» **STATED GOAL**
Copy each line in which the string "Workout" occurs.

» **Extracts from a graphics dataset**
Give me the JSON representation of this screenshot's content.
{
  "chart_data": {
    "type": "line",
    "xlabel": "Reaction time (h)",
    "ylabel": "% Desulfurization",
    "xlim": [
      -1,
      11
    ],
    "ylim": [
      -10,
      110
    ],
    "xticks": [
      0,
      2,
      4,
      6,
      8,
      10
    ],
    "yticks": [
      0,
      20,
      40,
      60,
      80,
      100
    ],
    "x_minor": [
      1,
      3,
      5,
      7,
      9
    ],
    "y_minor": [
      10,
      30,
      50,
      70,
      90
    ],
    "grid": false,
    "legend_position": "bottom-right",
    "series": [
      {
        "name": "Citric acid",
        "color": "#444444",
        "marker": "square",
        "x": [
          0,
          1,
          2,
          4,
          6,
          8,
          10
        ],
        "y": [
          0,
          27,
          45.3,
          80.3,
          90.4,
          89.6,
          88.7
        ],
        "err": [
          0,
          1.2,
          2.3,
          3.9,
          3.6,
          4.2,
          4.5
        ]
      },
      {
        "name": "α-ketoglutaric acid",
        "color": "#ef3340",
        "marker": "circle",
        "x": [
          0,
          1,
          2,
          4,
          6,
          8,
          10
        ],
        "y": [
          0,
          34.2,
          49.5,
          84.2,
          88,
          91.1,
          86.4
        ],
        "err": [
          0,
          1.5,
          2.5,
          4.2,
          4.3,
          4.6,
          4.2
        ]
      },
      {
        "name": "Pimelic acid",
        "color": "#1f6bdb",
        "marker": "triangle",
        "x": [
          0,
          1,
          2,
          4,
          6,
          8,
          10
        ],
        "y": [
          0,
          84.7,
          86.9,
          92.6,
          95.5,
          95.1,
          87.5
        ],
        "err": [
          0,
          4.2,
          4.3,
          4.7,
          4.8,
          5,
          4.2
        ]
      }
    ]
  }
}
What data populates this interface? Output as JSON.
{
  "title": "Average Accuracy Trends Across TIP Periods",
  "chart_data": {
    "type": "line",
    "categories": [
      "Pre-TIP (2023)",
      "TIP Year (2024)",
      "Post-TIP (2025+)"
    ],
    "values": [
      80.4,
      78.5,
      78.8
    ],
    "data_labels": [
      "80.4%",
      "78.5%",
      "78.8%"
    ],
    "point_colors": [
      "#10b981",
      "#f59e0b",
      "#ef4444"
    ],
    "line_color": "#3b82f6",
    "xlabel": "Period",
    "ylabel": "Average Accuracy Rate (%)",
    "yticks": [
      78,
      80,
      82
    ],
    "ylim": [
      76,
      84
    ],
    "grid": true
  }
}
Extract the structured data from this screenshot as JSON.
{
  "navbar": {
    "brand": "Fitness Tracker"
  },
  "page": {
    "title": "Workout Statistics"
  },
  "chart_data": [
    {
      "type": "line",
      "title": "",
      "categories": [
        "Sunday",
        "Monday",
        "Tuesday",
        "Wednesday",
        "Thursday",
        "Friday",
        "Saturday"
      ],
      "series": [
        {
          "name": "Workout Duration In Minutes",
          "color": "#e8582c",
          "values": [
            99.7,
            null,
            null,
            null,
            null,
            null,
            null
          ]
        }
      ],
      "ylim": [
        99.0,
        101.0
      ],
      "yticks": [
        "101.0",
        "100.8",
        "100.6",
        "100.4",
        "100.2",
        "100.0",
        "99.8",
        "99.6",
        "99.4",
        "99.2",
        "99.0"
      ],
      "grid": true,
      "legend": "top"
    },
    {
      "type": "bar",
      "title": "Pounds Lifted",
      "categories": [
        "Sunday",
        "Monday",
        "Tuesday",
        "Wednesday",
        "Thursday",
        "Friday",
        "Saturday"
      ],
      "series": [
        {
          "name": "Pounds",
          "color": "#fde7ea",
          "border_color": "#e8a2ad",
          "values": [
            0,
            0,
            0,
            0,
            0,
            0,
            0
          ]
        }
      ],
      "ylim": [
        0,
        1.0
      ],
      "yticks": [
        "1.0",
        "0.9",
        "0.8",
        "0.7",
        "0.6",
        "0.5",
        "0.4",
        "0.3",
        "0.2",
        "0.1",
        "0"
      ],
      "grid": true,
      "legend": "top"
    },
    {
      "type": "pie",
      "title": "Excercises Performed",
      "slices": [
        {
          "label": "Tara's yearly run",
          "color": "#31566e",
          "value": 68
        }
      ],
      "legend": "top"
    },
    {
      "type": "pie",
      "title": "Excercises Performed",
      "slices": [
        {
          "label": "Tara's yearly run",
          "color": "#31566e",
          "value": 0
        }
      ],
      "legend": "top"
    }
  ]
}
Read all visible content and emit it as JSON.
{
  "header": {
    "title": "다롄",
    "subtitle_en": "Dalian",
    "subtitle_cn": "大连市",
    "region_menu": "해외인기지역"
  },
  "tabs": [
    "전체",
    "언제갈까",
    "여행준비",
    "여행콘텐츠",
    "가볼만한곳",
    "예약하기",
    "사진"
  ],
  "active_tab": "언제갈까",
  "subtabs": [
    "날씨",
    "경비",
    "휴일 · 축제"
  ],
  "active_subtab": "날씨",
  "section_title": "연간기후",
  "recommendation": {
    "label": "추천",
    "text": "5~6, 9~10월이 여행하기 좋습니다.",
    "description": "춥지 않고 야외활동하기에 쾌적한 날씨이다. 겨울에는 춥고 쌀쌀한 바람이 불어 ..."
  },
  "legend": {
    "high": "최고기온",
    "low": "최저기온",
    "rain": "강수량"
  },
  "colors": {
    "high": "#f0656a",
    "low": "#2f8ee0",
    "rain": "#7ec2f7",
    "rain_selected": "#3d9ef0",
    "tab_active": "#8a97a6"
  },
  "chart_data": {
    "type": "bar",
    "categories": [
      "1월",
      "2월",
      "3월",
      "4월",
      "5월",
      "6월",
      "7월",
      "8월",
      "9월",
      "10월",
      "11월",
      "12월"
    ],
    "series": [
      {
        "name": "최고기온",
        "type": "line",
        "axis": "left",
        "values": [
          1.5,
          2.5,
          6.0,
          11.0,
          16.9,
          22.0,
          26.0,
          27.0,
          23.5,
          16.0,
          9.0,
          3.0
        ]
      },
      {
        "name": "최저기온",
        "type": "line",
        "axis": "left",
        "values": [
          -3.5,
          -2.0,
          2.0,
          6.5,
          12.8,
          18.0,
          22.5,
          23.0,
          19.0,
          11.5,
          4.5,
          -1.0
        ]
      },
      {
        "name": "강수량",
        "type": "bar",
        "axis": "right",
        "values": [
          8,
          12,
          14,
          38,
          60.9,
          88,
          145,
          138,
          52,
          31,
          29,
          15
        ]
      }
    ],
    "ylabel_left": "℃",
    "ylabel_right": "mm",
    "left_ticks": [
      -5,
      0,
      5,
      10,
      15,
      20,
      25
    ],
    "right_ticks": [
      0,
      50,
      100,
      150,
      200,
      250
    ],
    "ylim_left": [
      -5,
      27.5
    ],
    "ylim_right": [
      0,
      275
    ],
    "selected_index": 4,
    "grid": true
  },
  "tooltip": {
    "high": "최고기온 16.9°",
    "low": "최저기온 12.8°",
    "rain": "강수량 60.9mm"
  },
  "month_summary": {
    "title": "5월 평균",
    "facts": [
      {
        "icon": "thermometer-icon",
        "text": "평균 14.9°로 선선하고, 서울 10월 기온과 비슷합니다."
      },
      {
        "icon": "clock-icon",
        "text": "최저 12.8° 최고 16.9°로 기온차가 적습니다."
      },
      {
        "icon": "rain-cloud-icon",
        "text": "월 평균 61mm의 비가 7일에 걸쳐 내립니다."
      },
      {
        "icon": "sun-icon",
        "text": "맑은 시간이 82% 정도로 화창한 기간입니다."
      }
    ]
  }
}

» **WRITTEN SOLUTION**
    "title": "Workout Statistics"
          "name": "Workout Duration In Minutes",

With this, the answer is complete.